--- START ---

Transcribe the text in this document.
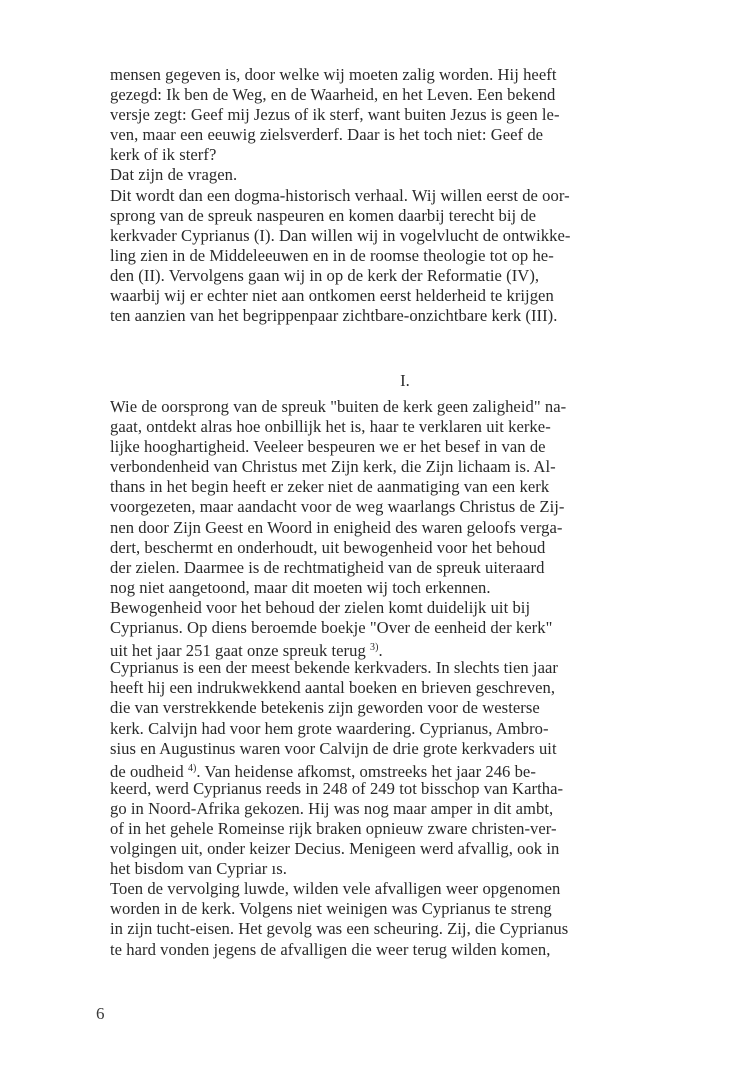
mensen gegeven is, door welke wij moeten zalig worden. Hij heeft
gezegd: Ik ben de Weg, en de Waarheid, en het Leven. Een bekend
versje zegt: Geef mij Jezus of ik sterf, want buiten Jezus is geen le-
ven, maar een eeuwig zielsverderf. Daar is het toch niet: Geef de
kerk of ik sterf?
Dat zijn de vragen.
Dit wordt dan een dogma-historisch verhaal. Wij willen eerst de oor-
sprong van de spreuk naspeuren en komen daarbij terecht bij de
kerkvader Cyprianus (I). Dan willen wij in vogelvlucht de ontwikke-
ling zien in de Middeleeuwen en in de roomse theologie tot op he-
den (II). Vervolgens gaan wij in op de kerk der Reformatie (IV),
waarbij wij er echter niet aan ontkomen eerst helderheid te krijgen
ten aanzien van het begrippenpaar zichtbare-onzichtbare kerk (III).
I.
Wie de oorsprong van de spreuk "buiten de kerk geen zaligheid" na-
gaat, ontdekt alras hoe onbillijk het is, haar te verklaren uit kerke-
lijke hooghartigheid. Veeleer bespeuren we er het besef in van de
verbondenheid van Christus met Zijn kerk, die Zijn lichaam is. Al-
thans in het begin heeft er zeker niet de aanmatiging van een kerk
voorgezeten, maar aandacht voor de weg waarlangs Christus de Zij-
nen door Zijn Geest en Woord in enigheid des waren geloofs verga-
dert, beschermt en onderhoudt, uit bewogenheid voor het behoud
der zielen. Daarmee is de rechtmatigheid van de spreuk uiteraard
nog niet aangetoond, maar dit moeten wij toch erkennen.
Bewogenheid voor het behoud der zielen komt duidelijk uit bij
Cyprianus. Op diens beroemde boekje "Over de eenheid der kerk"
uit het jaar 251 gaat onze spreuk terug $^{3)}$.
Cyprianus is een der meest bekende kerkvaders. In slechts tien jaar
heeft hij een indrukwekkend aantal boeken en brieven geschreven,
die van verstrekkende betekenis zijn geworden voor de westerse
kerk. Calvijn had voor hem grote waardering. Cyprianus, Ambro-
sius en Augustinus waren voor Calvijn de drie grote kerkvaders uit
de oudheid $^{4)}$. Van heidense afkomst, omstreeks het jaar 246 be-
keerd, werd Cyprianus reeds in 248 of 249 tot bisschop van Kartha-
go in Noord-Afrika gekozen. Hij was nog maar amper in dit ambt,
of in het gehele Romeinse rijk braken opnieuw zware christen-ver-
volgingen uit, onder keizer Decius. Menigeen werd afvallig, ook in
het bisdom van Cypriar ıs.
Toen de vervolging luwde, wilden vele afvalligen weer opgenomen
worden in de kerk. Volgens niet weinigen was Cyprianus te streng
in zijn tucht-eisen. Het gevolg was een scheuring. Zij, die Cyprianus
te hard vonden jegens de afvalligen die weer terug wilden komen,
6
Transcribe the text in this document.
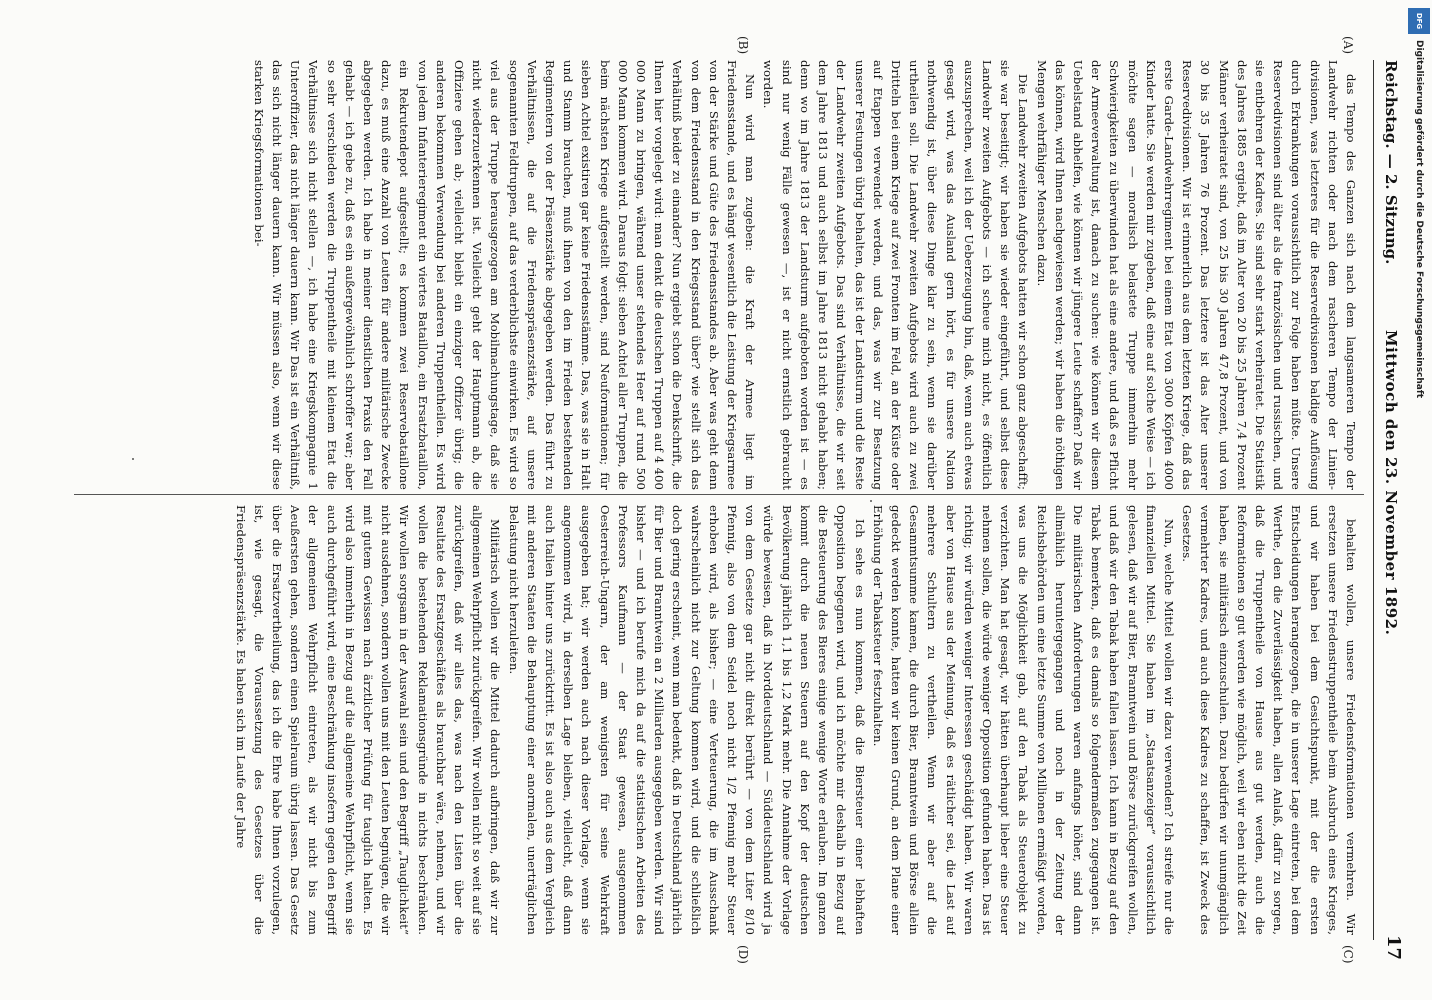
Reichstag. — 2. Sitzung.
Mittwoch den 23. November 1892.
17
(A)
(B)
(C)
(D)

das Tempo des Ganzen sich nach dem langsameren Tempo der Landwehr richten oder nach dem rascheren Tempo der Linien-divisionen, was letzteres für die Reservedivisionen baldige Auflösung durch Erkrankungen voraussichtlich zur Folge haben müßte. Unsere Reservedivisionen sind älter als die französischen und russischen, und sie entbehren der Kadres. Sie sind sehr stark verheiratet. Die Statistik des Jahres 1885 ergiebt, daß im Alter von 20 bis 25 Jahren 7,4 Prozent Männer verheiratet sind, von 25 bis 30 Jahren 47,8 Prozent, und von 30 bis 35 Jahren 76 Prozent. Das letztere ist das Alter unserer Reservedivisionen. Wir ist erinnerlich aus dem letzten Kriege, daß das erste Garde-Landwehrregiment bei einem Etat von 3000 Köpfen 4000 Kinder hatte. Sie werden mir zugeben, daß eine auf solche Weise — ich möchte sagen — moralisch belastete Truppe immerhin mehr Schwierigkeiten zu überwinden hat als eine andere, und daß es Pflicht der Armeeverwaltung ist, danach zu suchen: wie können wir diesem Uebelstand abhelfen, wie können wir jüngere Leute schaffen? Daß wir das können, wird Ihnen nachgewiesen werden; wir haben die nöthigen Mengen wehrfähiger Menschen dazu.

Die Landwehr zweiten Aufgebots hatten wir schon ganz abgeschafft; sie war beseitigt; wir haben sie wieder eingeführt, und selbst diese Landwehr zweiten Aufgebots — ich scheue mich nicht, es öffentlich auszusprechen, weil ich der Ueberzeugung bin, daß, wenn auch etwas gesagt wird, was das Ausland gern hört, es für unsere Nation nothwendig ist, über diese Dinge klar zu sein, wenn sie darüber urtheilen soll. Die Landwehr zweiten Aufgebots wird auch zu zwei Dritteln bei einem Kriege auf zwei Fronten im Feld, an der Küste oder auf Etappen verwendet werden, und das, was wir zur Besatzung unserer Festungen übrig behalten, das ist der Landsturm und die Reste der Landwehr zweiten Aufgebots. Das sind Verhältnisse, die wir seit dem Jahre 1813 und auch selbst im Jahre 1813 nicht gehabt haben; denn wo im Jahre 1813 der Landsturm aufgeboten worden ist — es sind nur wenig Fälle gewesen —, ist er nicht ernstlich gebraucht worden.

Nun wird man zugeben: die Kraft der Armee liegt im Friedensstande, und es hängt wesentlich die Leistung der Kriegsarmee von der Stärke und Güte des Friedensstandes ab. Aber was geht denn von dem Friedensstand in den Kriegsstand über? wie stellt sich das Verhältniß beider zu einander? Nun ergiebt schon die Denkschrift, die Ihnen hier vorgelegt wird: man denkt die deutschen Truppen auf 4 400 000 Mann zu bringen, während unser stehendes Heer auf rund 500 000 Mann kommen wird. Daraus folgt: sieben Achtel aller Truppen, die beim nächsten Kriege aufgestellt werden, sind Neuformationen; für sieben Achtel existiren gar keine Friedensstämme. Das, was sie in Halt und Stamm brauchen, muß ihnen von den im Frieden bestehenden Regimentern von der Präsenzstärke abgegeben werden. Das führt zu Verhältnissen, die auf die Friedenspräsenzstärke, auf unsere sogenannten Feldtruppen, auf das verderblichste einwirken. Es wird so viel aus der Truppe herausgezogen am Mobilmachungstage, daß sie nicht wiederzuerkennen ist. Vielleicht geht der Hauptmann ab, die Offiziere gehen ab; vielleicht bleibt ein einziger Offizier übrig; die anderen bekommen Verwendung bei anderen Truppentheilen. Es wird von jedem Infanterieregiment ein viertes Bataillon, ein Ersatzbataillon, ein Rekrutendepot aufgestellt; es kommen zwei Reservebataillone dazu, es muß eine Anzahl von Leuten für andere militärische Zwecke abgegeben werden. Ich habe in meiner dienstlichen Praxis den Fall gehabt — ich gebe zu, daß es ein außergewöhnlich schroffer war; aber so sehr verschieden werden die Truppentheile mit kleinem Etat die Verhältnisse sich nicht stellen —, ich habe eine Kriegskompagnie 1 Unteroffizier, das nicht länger dauern kann. Wir Das ist ein Verhältniß, das sich nicht länger dauern kann. Wir müssen also, wenn wir diese starken Kriegsformationen bei-

behalten wollen, unsere Friedensformationen vermehren. Wir ersetzen unsere Friedenstruppentheile beim Ausbruch eines Krieges, und wir haben bei dem Gesichtspunkt, mit der die ersten Entscheidungen herangezogen, die in unserer Lage eintreten, bei dem Werthe, den die Zuverlässigkeit haben, allen Anlaß, dafür zu sorgen, daß die Truppentheile von Hause aus gut werden, auch die Reformationen so gut werden wie möglich, weil wir eben nicht die Zeit haben, sie militärisch einzuschulen. Dazu bedürfen wir unumgänglich vermehrter Kadres, und auch diese Kadres zu schaffen, ist Zweck des Gesetzes.

Nun, welche Mittel wollen wir dazu verwenden? Ich streife nur die finanziellen Mittel. Sie haben im „Staatsanzeiger“ voraussichtlich gelesen, daß wir auf Bier, Branntwein und Börse zurückgreifen wollen, und daß wir den Tabak haben fallen lassen. Ich kann in Bezug auf den Tabak bemerken, daß es damals so folgendermaßen zugegangen ist. Die militärischen Anforderungen waren anfangs höher, sind dann allmählich heruntergegangen und noch in der Zeitung der Reichsbehörden um eine letzte Summe von Millionen ermäßigt worden, was uns die Möglichkeit gab, auf den Tabak als Steuerobjekt zu verzichten. Man hat gesagt, wir hätten überhaupt lieber eine Steuer nehmen sollen, die würde weniger Opposition gefunden haben. Das ist richtig; wir würden weniger Interessen geschädigt haben. Wir waren aber von Hause aus der Meinung, daß es rätlicher sei, die Last auf mehrere Schultern zu vertheilen. Wenn wir aber auf die Gesammtsumme kamen, die durch Bier, Branntwein und Börse allein gedeckt werden konnte, hatten wir keinen Grund, an dem Plane einer Erhöhung der Tabaksteuer festzuhalten.

Ich sehe es nun kommen, daß die Biersteuer einer lebhaften Opposition begegnen wird, und ich möchte mir deshalb in Bezug auf die Besteuerung des Bieres einige wenige Worte erlauben. Im ganzen kommt durch die neuen Steuern auf den Kopf der deutschen Bevölkerung jährlich 1,1 bis 1,2 Mark mehr. Die Annahme der Vorlage würde beweisen, daß in Norddeutschland — Süddeutschland wird ja von dem Gesetze gar nicht direkt berührt — von dem Liter 8/10 Pfennig, also von dem Seidel noch nicht 1/2 Pfennig mehr Steuer erhoben wird, als bisher; — eine Verteuerung, die im Ausschank wahrscheinlich nicht zur Geltung kommen wird, und die schließlich doch gering erscheint, wenn man bedenkt, daß in Deutschland jährlich für Bier und Branntwein an 2 Milliarden ausgegeben werden. Wir sind bisher — und ich berufe mich da auf die statistischen Arbeiten des Professors Kaufmann — der Staat gewesen, ausgenommen Oesterreich-Ungarn, der am wenigsten für seine Wehrkraft ausgegeben hat; wir werden auch nach dieser Vorlage, wenn sie angenommen wird, in derselben Lage bleiben, vielleicht, daß dann auch Italien hinter uns zurücktritt. Es ist also auch aus dem Vergleich mit anderen Staaten die Behauptung einer anormalen, unerträglichen Belastung nicht herzuleiten.

Militärisch wollen wir die Mittel dadurch aufbringen, daß wir zur allgemeinen Wehrpflicht zurückgreifen. Wir wollen nicht so weit auf sie zurückgreifen, daß wir alles das, was nach den Listen über die Resultate des Ersatzgeschäftes als brauchbar wäre, nehmen, und wir wollen die bestehenden Reklamationsgründe in nichts beschränken. Wir wollen sorgsam in der Auswahl sein und den Begriff „Tauglichkeit“ nicht ausdehnen, sondern wollen uns mit den Leuten begnügen, die wir mit gutem Gewissen nach ärztlicher Prüfung für tauglich halten. Es wird also immerhin in Bezug auf die allgemeine Wehrpflicht, wenn sie auch durchgeführt wird, eine Beschränkung insofern gegen den Begriff der allgemeinen Wehrpflicht eintreten, als wir nicht bis zum Aeußersten gehen, sondern einen Spielraum übrig lassen. Das Gesetz über die Ersatzvertheilung, das ich die Ehre habe Ihnen vorzulegen, ist, wie gesagt, die Voraussetzung des Gesetzes über die Friedenspräsenzstärke. Es haben sich im Laufe der Jahre

DFG
Digitalisierung gefördert durch die Deutsche Forschungsgemeinschaft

--- END ---

Work task :: Check each line of the listing for "willen", and copy the ones that hold it.

Your solution ::
Dit wordt dan een dogma-historisch verhaal. Wij willen eerst de oor-
kerkvader Cyprianus (I). Dan willen wij in vogelvlucht de ontwikke-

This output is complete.